Please lay out the material as a JSON list of strings with one string per line, leaving out blank lines. Begin at the line that has "- candlestick: [359, 118, 378, 145]" and stop after the line that has "- candlestick: [122, 118, 141, 162]".

++++ Records provided ++++

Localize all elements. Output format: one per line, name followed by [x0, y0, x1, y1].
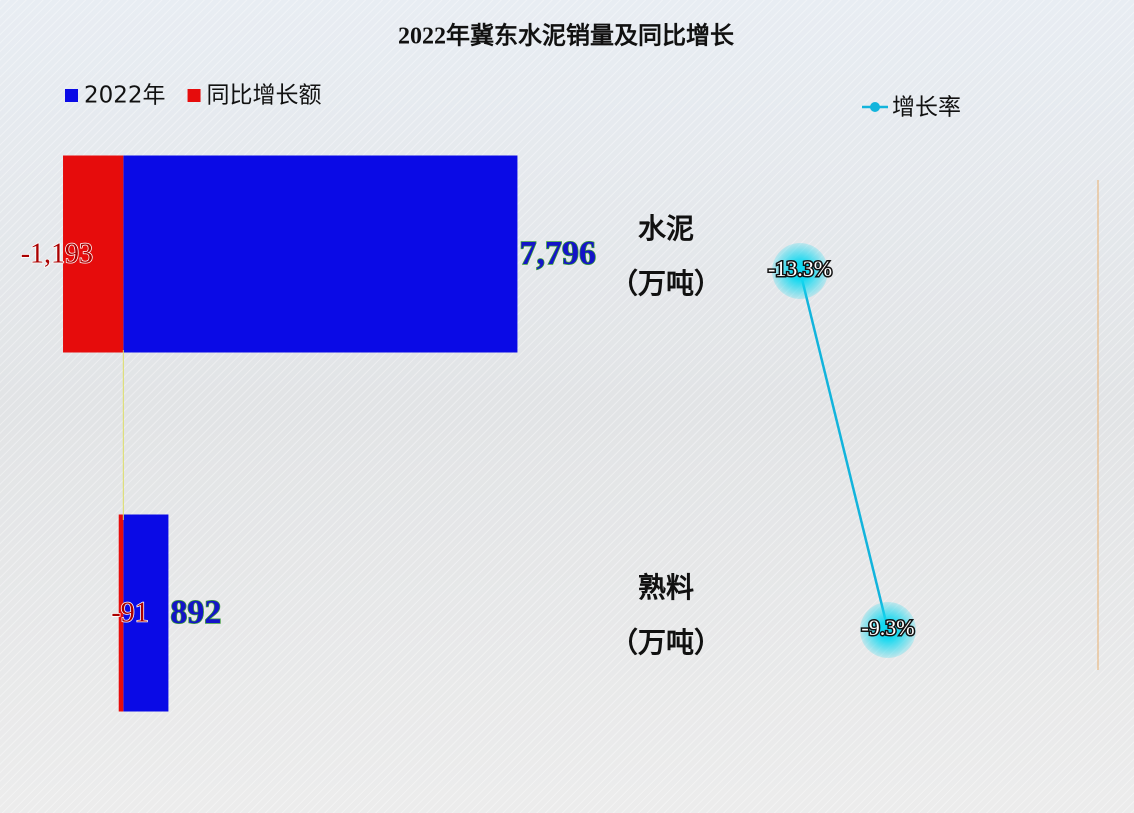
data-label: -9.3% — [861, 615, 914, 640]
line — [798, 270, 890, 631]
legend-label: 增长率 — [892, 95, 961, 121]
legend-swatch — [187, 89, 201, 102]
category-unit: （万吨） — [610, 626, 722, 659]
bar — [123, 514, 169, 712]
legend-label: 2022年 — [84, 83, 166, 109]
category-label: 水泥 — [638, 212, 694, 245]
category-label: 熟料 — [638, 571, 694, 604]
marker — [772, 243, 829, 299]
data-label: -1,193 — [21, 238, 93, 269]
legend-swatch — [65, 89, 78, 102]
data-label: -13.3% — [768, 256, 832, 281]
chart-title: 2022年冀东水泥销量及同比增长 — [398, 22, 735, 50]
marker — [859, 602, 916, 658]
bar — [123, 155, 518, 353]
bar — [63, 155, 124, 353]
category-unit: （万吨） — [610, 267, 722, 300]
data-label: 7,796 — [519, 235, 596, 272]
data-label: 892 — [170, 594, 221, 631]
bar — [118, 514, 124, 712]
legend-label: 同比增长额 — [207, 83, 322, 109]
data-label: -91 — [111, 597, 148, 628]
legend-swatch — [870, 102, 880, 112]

++++
++++ Records provided ++++

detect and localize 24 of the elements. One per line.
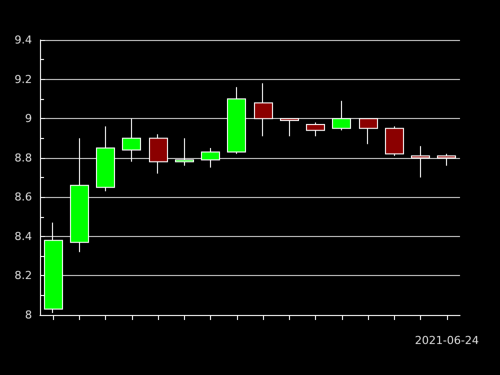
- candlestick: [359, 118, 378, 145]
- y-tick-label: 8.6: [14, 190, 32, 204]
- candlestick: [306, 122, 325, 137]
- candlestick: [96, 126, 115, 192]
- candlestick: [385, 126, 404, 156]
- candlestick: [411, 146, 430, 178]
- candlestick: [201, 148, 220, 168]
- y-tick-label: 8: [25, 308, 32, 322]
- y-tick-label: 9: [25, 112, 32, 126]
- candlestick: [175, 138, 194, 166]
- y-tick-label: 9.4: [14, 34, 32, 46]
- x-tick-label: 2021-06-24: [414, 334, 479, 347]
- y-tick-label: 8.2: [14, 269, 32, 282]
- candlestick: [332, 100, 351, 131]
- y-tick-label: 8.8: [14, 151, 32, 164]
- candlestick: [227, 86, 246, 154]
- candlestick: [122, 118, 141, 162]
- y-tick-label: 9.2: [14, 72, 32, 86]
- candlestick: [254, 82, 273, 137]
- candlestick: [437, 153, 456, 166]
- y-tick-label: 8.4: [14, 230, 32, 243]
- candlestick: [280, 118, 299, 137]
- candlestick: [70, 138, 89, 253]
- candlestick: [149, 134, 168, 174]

++++
++++ Records provided ++++

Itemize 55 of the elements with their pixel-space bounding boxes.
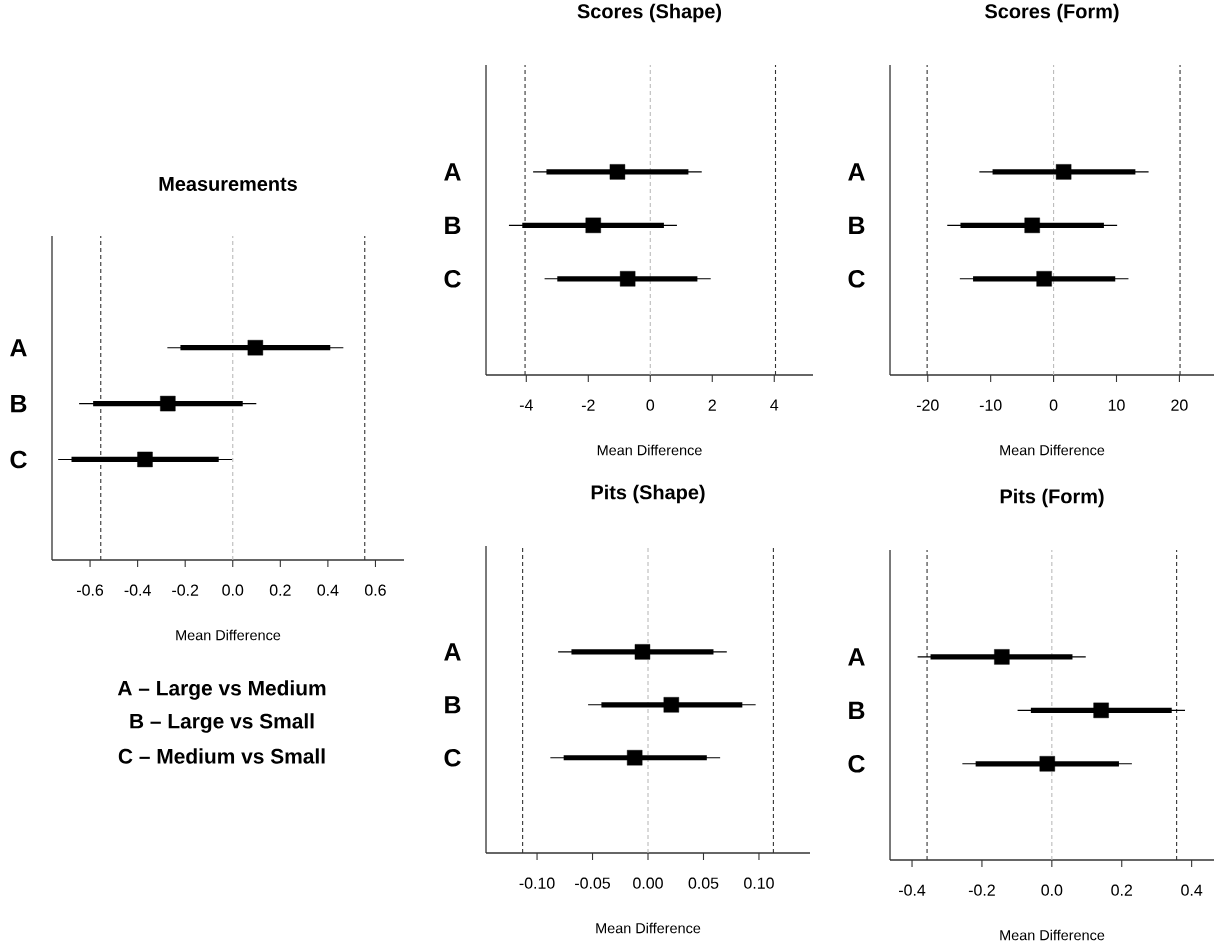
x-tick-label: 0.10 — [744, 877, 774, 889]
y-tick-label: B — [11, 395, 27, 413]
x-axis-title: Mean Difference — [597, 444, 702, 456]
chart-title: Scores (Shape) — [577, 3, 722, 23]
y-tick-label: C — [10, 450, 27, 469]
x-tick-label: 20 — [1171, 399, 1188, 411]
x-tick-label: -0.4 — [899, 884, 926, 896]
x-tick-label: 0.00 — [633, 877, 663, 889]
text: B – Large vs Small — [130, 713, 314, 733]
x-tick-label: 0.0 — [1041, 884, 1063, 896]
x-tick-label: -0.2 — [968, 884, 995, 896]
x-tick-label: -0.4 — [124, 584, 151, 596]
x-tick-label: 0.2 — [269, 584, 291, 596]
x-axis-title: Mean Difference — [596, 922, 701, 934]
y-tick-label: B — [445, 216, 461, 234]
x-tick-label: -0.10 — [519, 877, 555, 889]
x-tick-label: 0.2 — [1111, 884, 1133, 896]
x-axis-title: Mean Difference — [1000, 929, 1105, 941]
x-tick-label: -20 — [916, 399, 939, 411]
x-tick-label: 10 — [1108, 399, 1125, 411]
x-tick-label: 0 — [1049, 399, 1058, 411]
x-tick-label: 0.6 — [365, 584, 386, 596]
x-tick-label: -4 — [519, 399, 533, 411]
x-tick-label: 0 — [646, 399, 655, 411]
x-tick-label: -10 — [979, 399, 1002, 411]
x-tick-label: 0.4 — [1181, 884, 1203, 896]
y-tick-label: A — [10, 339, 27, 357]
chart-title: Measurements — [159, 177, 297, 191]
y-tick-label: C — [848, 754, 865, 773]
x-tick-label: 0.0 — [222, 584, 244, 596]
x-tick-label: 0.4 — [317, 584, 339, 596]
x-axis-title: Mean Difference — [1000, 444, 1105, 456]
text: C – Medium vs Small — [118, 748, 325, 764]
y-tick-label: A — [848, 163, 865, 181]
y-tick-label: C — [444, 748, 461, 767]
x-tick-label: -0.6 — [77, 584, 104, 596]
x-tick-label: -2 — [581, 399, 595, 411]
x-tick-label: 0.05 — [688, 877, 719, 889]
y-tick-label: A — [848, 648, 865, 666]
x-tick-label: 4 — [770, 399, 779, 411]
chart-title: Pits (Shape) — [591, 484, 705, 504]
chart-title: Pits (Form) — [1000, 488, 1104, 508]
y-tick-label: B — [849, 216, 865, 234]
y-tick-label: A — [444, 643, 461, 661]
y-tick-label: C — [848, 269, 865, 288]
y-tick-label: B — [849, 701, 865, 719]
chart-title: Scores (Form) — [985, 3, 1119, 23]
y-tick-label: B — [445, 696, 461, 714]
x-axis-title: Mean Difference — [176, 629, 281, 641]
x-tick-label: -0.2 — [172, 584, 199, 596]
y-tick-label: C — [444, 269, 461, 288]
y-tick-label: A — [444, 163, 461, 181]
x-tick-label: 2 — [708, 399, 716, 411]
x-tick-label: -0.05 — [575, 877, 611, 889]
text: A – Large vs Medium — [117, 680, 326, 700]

++++

### Problem solution
[
  "- candlestick: [359, 118, 378, 145]",
  "- y-tick-label: 8.6: [14, 190, 32, 204]",
  "- candlestick: [306, 122, 325, 137]",
  "- candlestick: [96, 126, 115, 192]",
  "- candlestick: [385, 126, 404, 156]",
  "- candlestick: [411, 146, 430, 178]",
  "- candlestick: [201, 148, 220, 168]",
  "- y-tick-label: 8: [25, 308, 32, 322]",
  "- y-tick-label: 9: [25, 112, 32, 126]",
  "- candlestick: [175, 138, 194, 166]",
  "- y-tick-label: 9.4: [14, 34, 32, 46]",
  "- x-tick-label: 2021-06-24: [414, 334, 479, 347]",
  "- y-tick-label: 8.2: [14, 269, 32, 282]",
  "- candlestick: [332, 100, 351, 131]",
  "- y-tick-label: 8.8: [14, 151, 32, 164]",
  "- candlestick: [227, 86, 246, 154]",
  "- candlestick: [122, 118, 141, 162]"
]